TO BE DONE: Every entry must be repeated exactly. Exclude all pictures.

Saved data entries
** Begin **

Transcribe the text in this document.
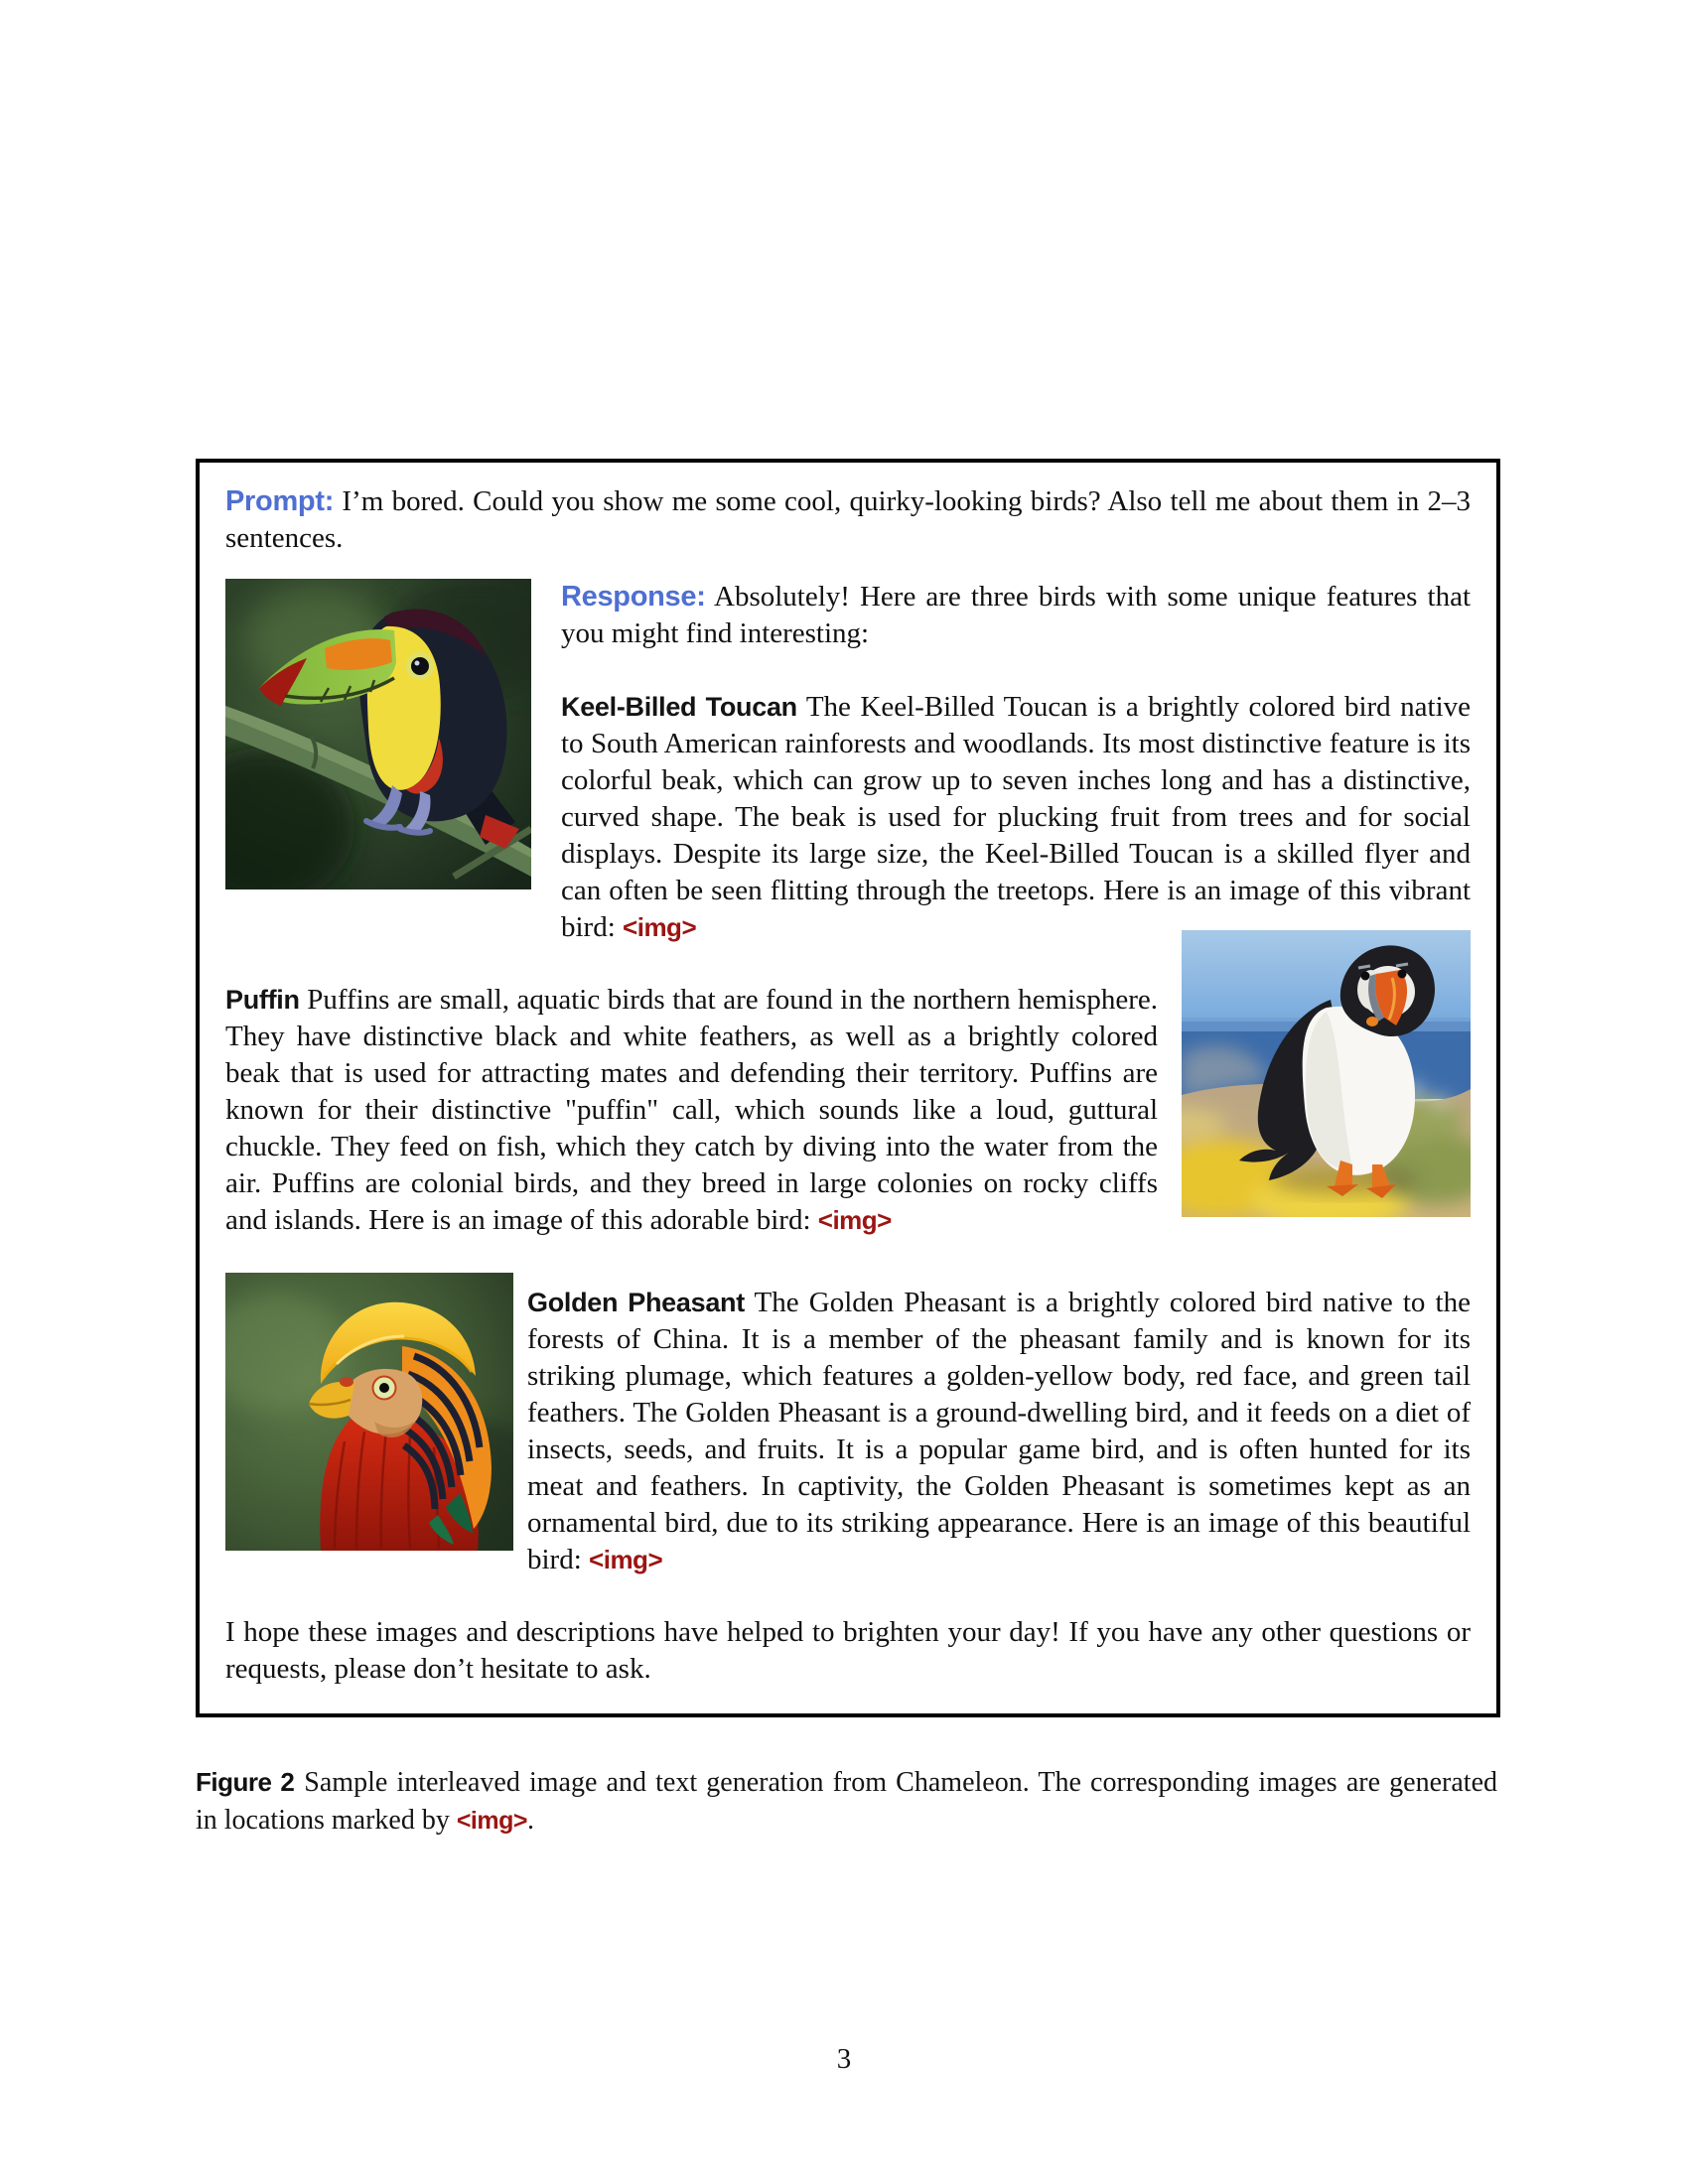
Prompt: I’m bored. Could you show me some cool, quirky-looking birds? Also tell me about them in 2–3 sentences.

Response: Absolutely! Here are three birds with some unique features that you might find interesting:

Keel-Billed Toucan The Keel-Billed Toucan is a brightly colored bird native to South American rainforests and woodlands. Its most distinctive feature is its colorful beak, which can grow up to seven inches long and has a distinctive, curved shape. The beak is used for plucking fruit from trees and for social displays. Despite its large size, the Keel-Billed Toucan is a skilled flyer and can often be seen flitting through the treetops. Here is an image of this vibrant bird: <img>

Puffin Puffins are small, aquatic birds that are found in the northern hemisphere. They have distinctive black and white feathers, as well as a brightly colored beak that is used for attracting mates and defending their territory. Puffins are known for their distinctive "puffin" call, which sounds like a loud, guttural chuckle. They feed on fish, which they catch by diving into the water from the air. Puffins are colonial birds, and they breed in large colonies on rocky cliffs and islands. Here is an image of this adorable bird: <img>

Golden Pheasant The Golden Pheasant is a brightly colored bird native to the forests of China. It is a member of the pheasant family and is known for its striking plumage, which features a golden-yellow body, red face, and green tail feathers. The Golden Pheasant is a ground-dwelling bird, and it feeds on a diet of insects, seeds, and fruits. It is a popular game bird, and is often hunted for its meat and feathers. In captivity, the Golden Pheasant is sometimes kept as an ornamental bird, due to its striking appearance. Here is an image of this beautiful bird: <img>

I hope these images and descriptions have helped to brighten your day! If you have any other questions or requests, please don’t hesitate to ask.

Figure 2 Sample interleaved image and text generation from Chameleon. The corresponding images are generated in locations marked by <img>.

3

** End **

THE ANSWER:
Transcribe the text in this document.
Prompt: I’m bored. Could you show me some cool, quirky-looking birds? Also tell me about them in 2–3 sentences.

Response: Absolutely! Here are three birds with some unique features that you might find interesting:

Keel-Billed Toucan The Keel-Billed Toucan is a brightly colored bird native to South American rainforests and woodlands. Its most distinctive feature is its colorful beak, which can grow up to seven inches long and has a distinctive, curved shape. The beak is used for plucking fruit from trees and for social displays. Despite its large size, the Keel-Billed Toucan is a skilled flyer and can often be seen flitting through the treetops. Here is an image of this vibrant bird: <img>

Puffin Puffins are small, aquatic birds that are found in the northern hemisphere. They have distinctive black and white feathers, as well as a brightly colored beak that is used for attracting mates and defending their territory. Puffins are known for their distinctive "puffin" call, which sounds like a loud, guttural chuckle. They feed on fish, which they catch by diving into the water from the air. Puffins are colonial birds, and they breed in large colonies on rocky cliffs and islands. Here is an image of this adorable bird: <img>

Golden Pheasant The Golden Pheasant is a brightly colored bird native to the forests of China. It is a member of the pheasant family and is known for its striking plumage, which features a golden-yellow body, red face, and green tail feathers. The Golden Pheasant is a ground-dwelling bird, and it feeds on a diet of insects, seeds, and fruits. It is a popular game bird, and is often hunted for its meat and feathers. In captivity, the Golden Pheasant is sometimes kept as an ornamental bird, due to its striking appearance. Here is an image of this beautiful bird: <img>

I hope these images and descriptions have helped to brighten your day! If you have any other questions or requests, please don’t hesitate to ask.

Figure 2 Sample interleaved image and text generation from Chameleon. The corresponding images are generated in locations marked by <img>.

3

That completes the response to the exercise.